Collected data entries:
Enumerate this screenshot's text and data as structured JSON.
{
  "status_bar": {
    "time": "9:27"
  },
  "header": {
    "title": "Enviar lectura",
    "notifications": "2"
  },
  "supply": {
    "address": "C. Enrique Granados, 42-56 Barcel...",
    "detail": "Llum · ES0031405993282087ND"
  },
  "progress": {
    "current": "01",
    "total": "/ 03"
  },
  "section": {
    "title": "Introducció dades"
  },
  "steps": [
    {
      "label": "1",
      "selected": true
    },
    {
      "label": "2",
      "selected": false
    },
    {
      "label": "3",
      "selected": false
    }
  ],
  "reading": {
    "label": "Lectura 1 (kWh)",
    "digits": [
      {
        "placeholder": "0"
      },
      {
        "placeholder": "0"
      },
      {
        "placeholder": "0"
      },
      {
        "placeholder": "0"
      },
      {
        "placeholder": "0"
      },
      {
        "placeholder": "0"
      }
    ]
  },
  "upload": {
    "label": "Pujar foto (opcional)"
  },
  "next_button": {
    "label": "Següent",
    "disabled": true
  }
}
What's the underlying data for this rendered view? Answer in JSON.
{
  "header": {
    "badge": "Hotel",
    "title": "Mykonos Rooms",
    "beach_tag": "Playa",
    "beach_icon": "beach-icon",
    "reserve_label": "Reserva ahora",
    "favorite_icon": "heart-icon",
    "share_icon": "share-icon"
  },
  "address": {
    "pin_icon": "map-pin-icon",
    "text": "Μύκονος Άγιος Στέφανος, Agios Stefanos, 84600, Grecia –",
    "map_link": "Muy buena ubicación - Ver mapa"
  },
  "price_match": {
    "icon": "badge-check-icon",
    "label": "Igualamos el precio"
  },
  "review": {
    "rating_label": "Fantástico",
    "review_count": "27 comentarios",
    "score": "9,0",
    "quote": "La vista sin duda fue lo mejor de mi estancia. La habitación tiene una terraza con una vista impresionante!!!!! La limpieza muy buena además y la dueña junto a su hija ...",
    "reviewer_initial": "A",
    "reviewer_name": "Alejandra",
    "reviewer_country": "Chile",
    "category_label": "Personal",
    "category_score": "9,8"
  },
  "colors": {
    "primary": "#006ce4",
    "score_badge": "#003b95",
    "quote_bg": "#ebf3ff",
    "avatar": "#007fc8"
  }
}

▶ REQUEST: Write out every line of the data that holds the word "text".

▶ FINAL RESULT:
Enumerate this screenshot's text and data as structured JSON.
    "text": "Μύκονος Άγιος Στέφανος, Agios Stefanos, 84600, Grecia –",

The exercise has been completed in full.